RECORDS SUPPLIED:
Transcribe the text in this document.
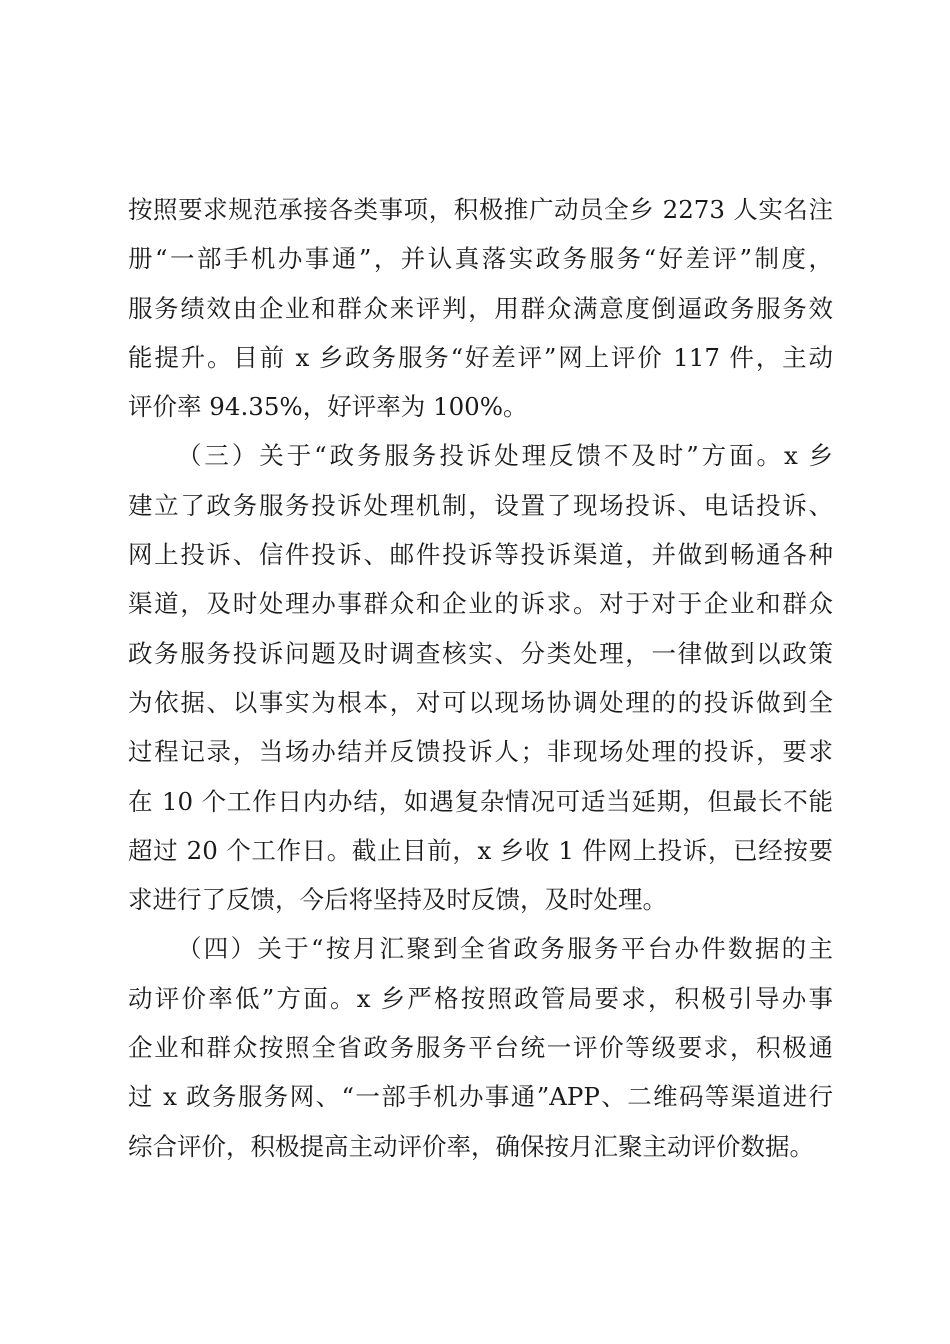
按照要求规范承接各类事项，积极推广动员全乡 2273 人实名注
册“一部手机办事通”，并认真落实政务服务“好差评”制度，
服务绩效由企业和群众来评判，用群众满意度倒逼政务服务效
能提升。目前 x 乡政务服务“好差评”网上评价 117 件，主动
评价率 94.35%，好评率为 100%。
（三）关于“政务服务投诉处理反馈不及时”方面。x 乡
建立了政务服务投诉处理机制，设置了现场投诉、电话投诉、
网上投诉、信件投诉、邮件投诉等投诉渠道，并做到畅通各种
渠道，及时处理办事群众和企业的诉求。对于对于企业和群众
政务服务投诉问题及时调查核实、分类处理，一律做到以政策
为依据、以事实为根本，对可以现场协调处理的的投诉做到全
过程记录，当场办结并反馈投诉人；非现场处理的投诉，要求
在 10 个工作日内办结，如遇复杂情况可适当延期，但最长不能
超过 20 个工作日。截止目前，x 乡收 1 件网上投诉，已经按要
求进行了反馈，今后将坚持及时反馈，及时处理。
（四）关于“按月汇聚到全省政务服务平台办件数据的主
动评价率低”方面。x 乡严格按照政管局要求，积极引导办事
企业和群众按照全省政务服务平台统一评价等级要求，积极通
过 x 政务服务网、“一部手机办事通”APP、二维码等渠道进行
综合评价，积极提高主动评价率，确保按月汇聚主动评价数据。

GIVEN EXERCISE: Pictures excluded, quote all the data above exactly.

COMPLETED TASK:
Transcribe the text in this document.
按照要求规范承接各类事项，积极推广动员全乡 2273 人实名注
册“一部手机办事通”，并认真落实政务服务“好差评”制度，
服务绩效由企业和群众来评判，用群众满意度倒逼政务服务效
能提升。目前 x 乡政务服务“好差评”网上评价 117 件，主动
评价率 94.35%，好评率为 100%。
（三）关于“政务服务投诉处理反馈不及时”方面。x 乡
建立了政务服务投诉处理机制，设置了现场投诉、电话投诉、
网上投诉、信件投诉、邮件投诉等投诉渠道，并做到畅通各种
渠道，及时处理办事群众和企业的诉求。对于对于企业和群众
政务服务投诉问题及时调查核实、分类处理，一律做到以政策
为依据、以事实为根本，对可以现场协调处理的的投诉做到全
过程记录，当场办结并反馈投诉人；非现场处理的投诉，要求
在 10 个工作日内办结，如遇复杂情况可适当延期，但最长不能
超过 20 个工作日。截止目前，x 乡收 1 件网上投诉，已经按要
求进行了反馈，今后将坚持及时反馈，及时处理。
（四）关于“按月汇聚到全省政务服务平台办件数据的主
动评价率低”方面。x 乡严格按照政管局要求，积极引导办事
企业和群众按照全省政务服务平台统一评价等级要求，积极通
过 x 政务服务网、“一部手机办事通”APP、二维码等渠道进行
综合评价，积极提高主动评价率，确保按月汇聚主动评价数据。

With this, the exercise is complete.